:: WHAT YOU HAVE TO DO ::
Print the following lines again without any changes.

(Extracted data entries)
——

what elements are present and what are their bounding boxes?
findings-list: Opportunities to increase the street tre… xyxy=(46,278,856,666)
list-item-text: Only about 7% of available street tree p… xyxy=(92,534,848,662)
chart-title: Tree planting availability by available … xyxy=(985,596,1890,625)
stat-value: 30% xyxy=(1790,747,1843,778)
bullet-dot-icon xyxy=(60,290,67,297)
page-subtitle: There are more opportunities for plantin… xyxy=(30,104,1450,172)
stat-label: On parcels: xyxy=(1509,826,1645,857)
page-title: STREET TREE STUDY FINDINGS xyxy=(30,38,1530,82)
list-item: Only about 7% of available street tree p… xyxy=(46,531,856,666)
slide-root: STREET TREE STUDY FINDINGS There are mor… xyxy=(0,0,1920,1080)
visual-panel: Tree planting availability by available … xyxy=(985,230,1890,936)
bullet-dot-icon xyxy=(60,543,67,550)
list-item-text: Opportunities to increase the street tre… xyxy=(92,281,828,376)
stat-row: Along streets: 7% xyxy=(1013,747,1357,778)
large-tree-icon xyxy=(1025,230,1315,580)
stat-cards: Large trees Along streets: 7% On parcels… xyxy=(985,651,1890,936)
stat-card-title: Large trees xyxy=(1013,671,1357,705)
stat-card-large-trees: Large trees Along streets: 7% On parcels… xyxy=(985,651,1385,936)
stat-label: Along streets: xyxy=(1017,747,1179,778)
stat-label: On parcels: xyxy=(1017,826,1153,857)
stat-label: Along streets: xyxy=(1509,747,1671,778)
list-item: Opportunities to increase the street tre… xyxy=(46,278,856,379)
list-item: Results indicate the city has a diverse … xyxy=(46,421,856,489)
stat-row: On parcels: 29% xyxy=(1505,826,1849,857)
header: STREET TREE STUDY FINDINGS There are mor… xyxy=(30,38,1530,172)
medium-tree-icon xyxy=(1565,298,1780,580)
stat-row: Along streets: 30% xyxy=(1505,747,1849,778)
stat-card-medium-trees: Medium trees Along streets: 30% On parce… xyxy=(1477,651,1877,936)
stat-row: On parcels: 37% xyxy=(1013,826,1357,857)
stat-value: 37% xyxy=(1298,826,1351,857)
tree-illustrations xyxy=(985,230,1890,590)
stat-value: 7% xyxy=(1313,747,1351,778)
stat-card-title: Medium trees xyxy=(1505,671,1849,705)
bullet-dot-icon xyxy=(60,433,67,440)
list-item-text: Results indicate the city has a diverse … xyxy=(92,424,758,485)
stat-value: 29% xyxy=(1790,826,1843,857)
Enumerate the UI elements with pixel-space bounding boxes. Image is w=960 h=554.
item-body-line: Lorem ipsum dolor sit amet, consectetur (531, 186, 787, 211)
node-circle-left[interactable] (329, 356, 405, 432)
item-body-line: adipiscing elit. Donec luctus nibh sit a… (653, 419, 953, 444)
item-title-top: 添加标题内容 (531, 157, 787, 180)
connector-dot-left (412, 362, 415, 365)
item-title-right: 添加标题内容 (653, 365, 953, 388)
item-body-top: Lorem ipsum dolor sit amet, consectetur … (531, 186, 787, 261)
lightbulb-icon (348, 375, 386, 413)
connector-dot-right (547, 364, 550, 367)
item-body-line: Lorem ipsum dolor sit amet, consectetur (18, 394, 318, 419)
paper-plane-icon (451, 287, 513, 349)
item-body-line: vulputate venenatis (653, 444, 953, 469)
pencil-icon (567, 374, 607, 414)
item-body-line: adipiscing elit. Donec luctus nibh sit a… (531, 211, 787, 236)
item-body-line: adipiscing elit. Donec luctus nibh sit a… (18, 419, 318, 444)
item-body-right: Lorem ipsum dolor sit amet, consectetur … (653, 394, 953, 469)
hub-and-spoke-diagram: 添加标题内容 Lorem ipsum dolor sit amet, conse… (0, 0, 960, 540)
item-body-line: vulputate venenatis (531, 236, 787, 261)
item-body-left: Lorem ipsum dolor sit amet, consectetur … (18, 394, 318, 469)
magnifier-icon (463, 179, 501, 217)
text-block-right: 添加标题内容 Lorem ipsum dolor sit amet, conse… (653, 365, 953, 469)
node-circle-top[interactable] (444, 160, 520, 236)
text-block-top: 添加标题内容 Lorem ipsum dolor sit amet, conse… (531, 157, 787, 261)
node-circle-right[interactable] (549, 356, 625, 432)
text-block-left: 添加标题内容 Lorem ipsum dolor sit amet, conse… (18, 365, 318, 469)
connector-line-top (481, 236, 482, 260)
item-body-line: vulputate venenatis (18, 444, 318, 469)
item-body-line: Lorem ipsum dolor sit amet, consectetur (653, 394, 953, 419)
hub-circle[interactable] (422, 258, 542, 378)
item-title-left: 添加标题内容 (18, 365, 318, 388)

——

:: TASK ANSWER ::
what elements are present and what are their bounding boxes?
findings-list: Opportunities to increase the street tre… xyxy=(46,278,856,666)
list-item-text: Only about 7% of available street tree p… xyxy=(92,534,848,662)
chart-title: Tree planting availability by available … xyxy=(985,596,1890,625)
stat-value: 30% xyxy=(1790,747,1843,778)
bullet-dot-icon xyxy=(60,290,67,297)
page-subtitle: There are more opportunities for plantin… xyxy=(30,104,1450,172)
stat-label: On parcels: xyxy=(1509,826,1645,857)
page-title: STREET TREE STUDY FINDINGS xyxy=(30,38,1530,82)
list-item: Only about 7% of available street tree p… xyxy=(46,531,856,666)
slide-root: STREET TREE STUDY FINDINGS There are mor… xyxy=(0,0,1920,1080)
visual-panel: Tree planting availability by available … xyxy=(985,230,1890,936)
bullet-dot-icon xyxy=(60,543,67,550)
list-item-text: Opportunities to increase the street tre… xyxy=(92,281,828,376)
stat-row: Along streets: 7% xyxy=(1013,747,1357,778)
large-tree-icon xyxy=(1025,230,1315,580)
stat-cards: Large trees Along streets: 7% On parcels… xyxy=(985,651,1890,936)
stat-card-title: Large trees xyxy=(1013,671,1357,705)
stat-card-large-trees: Large trees Along streets: 7% On parcels… xyxy=(985,651,1385,936)
stat-label: Along streets: xyxy=(1017,747,1179,778)
stat-label: On parcels: xyxy=(1017,826,1153,857)
stat-label: Along streets: xyxy=(1509,747,1671,778)
list-item: Opportunities to increase the street tre… xyxy=(46,278,856,379)
list-item: Results indicate the city has a diverse … xyxy=(46,421,856,489)
stat-row: On parcels: 29% xyxy=(1505,826,1849,857)
header: STREET TREE STUDY FINDINGS There are mor… xyxy=(30,38,1530,172)
medium-tree-icon xyxy=(1565,298,1780,580)
stat-row: Along streets: 30% xyxy=(1505,747,1849,778)
stat-card-medium-trees: Medium trees Along streets: 30% On parce… xyxy=(1477,651,1877,936)
stat-row: On parcels: 37% xyxy=(1013,826,1357,857)
stat-value: 37% xyxy=(1298,826,1351,857)
tree-illustrations xyxy=(985,230,1890,590)
stat-value: 7% xyxy=(1313,747,1351,778)
stat-card-title: Medium trees xyxy=(1505,671,1849,705)
bullet-dot-icon xyxy=(60,433,67,440)
list-item-text: Results indicate the city has a diverse … xyxy=(92,424,758,485)
stat-value: 29% xyxy=(1790,826,1843,857)
Enumerate the UI elements with pixel-space bounding boxes. Image is w=960 h=554.
item-body-line: Lorem ipsum dolor sit amet, consectetur (531, 186, 787, 211)
node-circle-left[interactable] (329, 356, 405, 432)
item-body-line: adipiscing elit. Donec luctus nibh sit a… (653, 419, 953, 444)
item-title-top: 添加标题内容 (531, 157, 787, 180)
connector-dot-left (412, 362, 415, 365)
item-title-right: 添加标题内容 (653, 365, 953, 388)
item-body-top: Lorem ipsum dolor sit amet, consectetur … (531, 186, 787, 261)
lightbulb-icon (348, 375, 386, 413)
connector-dot-right (547, 364, 550, 367)
item-body-line: Lorem ipsum dolor sit amet, consectetur (18, 394, 318, 419)
paper-plane-icon (451, 287, 513, 349)
item-body-line: vulputate venenatis (653, 444, 953, 469)
pencil-icon (567, 374, 607, 414)
item-body-line: adipiscing elit. Donec luctus nibh sit a… (531, 211, 787, 236)
item-body-line: adipiscing elit. Donec luctus nibh sit a… (18, 419, 318, 444)
item-body-right: Lorem ipsum dolor sit amet, consectetur … (653, 394, 953, 469)
hub-and-spoke-diagram: 添加标题内容 Lorem ipsum dolor sit amet, conse… (0, 0, 960, 540)
item-body-line: vulputate venenatis (531, 236, 787, 261)
item-body-left: Lorem ipsum dolor sit amet, consectetur … (18, 394, 318, 469)
magnifier-icon (463, 179, 501, 217)
text-block-right: 添加标题内容 Lorem ipsum dolor sit amet, conse… (653, 365, 953, 469)
node-circle-top[interactable] (444, 160, 520, 236)
text-block-top: 添加标题内容 Lorem ipsum dolor sit amet, conse… (531, 157, 787, 261)
node-circle-right[interactable] (549, 356, 625, 432)
text-block-left: 添加标题内容 Lorem ipsum dolor sit amet, conse… (18, 365, 318, 469)
connector-line-top (481, 236, 482, 260)
item-body-line: vulputate venenatis (18, 444, 318, 469)
item-body-line: Lorem ipsum dolor sit amet, consectetur (653, 394, 953, 419)
hub-circle[interactable] (422, 258, 542, 378)
item-title-left: 添加标题内容 (18, 365, 318, 388)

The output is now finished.